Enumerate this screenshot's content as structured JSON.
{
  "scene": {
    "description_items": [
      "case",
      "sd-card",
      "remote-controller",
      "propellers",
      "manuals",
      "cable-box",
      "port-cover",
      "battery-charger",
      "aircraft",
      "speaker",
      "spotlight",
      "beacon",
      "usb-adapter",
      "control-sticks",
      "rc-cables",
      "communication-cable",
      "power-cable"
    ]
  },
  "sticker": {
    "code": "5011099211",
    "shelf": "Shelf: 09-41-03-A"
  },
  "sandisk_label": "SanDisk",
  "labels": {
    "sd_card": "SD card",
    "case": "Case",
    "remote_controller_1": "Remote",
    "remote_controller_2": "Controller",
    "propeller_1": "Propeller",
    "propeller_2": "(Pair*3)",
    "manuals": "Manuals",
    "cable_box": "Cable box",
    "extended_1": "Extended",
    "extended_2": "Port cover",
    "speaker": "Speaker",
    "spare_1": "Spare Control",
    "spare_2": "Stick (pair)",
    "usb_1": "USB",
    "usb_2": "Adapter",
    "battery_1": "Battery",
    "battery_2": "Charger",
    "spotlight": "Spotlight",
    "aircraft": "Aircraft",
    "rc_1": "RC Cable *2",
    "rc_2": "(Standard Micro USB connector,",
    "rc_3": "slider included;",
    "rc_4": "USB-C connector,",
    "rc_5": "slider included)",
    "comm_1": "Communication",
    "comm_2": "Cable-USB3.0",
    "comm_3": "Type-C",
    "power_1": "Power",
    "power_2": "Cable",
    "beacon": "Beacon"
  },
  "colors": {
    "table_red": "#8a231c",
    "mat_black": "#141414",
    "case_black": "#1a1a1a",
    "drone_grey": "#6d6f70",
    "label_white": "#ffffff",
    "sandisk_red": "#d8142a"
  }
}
* * * * * * * * *
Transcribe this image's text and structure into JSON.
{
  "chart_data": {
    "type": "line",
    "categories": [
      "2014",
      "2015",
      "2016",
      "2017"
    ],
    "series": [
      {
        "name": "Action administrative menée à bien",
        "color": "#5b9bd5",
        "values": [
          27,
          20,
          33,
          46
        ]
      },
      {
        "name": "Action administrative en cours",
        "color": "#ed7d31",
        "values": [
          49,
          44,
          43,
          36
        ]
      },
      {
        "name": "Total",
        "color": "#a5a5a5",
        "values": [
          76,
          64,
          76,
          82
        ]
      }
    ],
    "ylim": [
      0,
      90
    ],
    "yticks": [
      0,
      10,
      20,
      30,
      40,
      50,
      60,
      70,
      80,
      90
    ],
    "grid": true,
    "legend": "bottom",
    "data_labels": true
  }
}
* * * * * * * * *
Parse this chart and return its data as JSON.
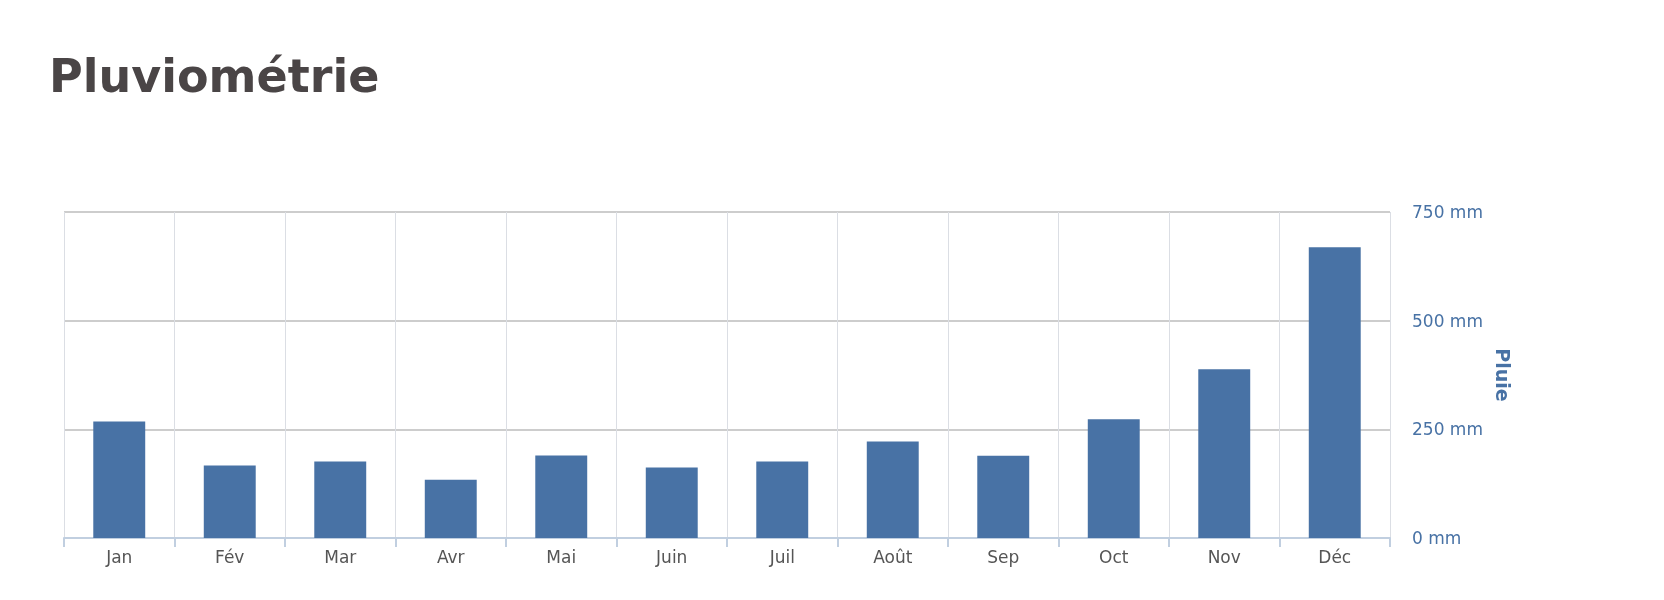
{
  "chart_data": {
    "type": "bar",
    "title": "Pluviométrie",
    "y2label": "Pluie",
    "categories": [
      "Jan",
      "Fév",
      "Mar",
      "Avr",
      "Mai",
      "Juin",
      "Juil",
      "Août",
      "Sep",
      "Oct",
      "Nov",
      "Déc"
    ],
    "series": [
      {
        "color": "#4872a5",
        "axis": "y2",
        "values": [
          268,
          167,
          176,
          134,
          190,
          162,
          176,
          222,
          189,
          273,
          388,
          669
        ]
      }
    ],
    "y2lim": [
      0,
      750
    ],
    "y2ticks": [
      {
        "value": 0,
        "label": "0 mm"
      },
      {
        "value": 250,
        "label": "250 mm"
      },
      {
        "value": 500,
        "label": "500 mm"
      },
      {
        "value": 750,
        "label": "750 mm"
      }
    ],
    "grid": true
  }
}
* * * * * * * * *
[Task description] Select the lines that carry the string "slider" and copy them.

[Answer for this exercise]
    "rc_3": "slider included;",
    "rc_5": "slider included)",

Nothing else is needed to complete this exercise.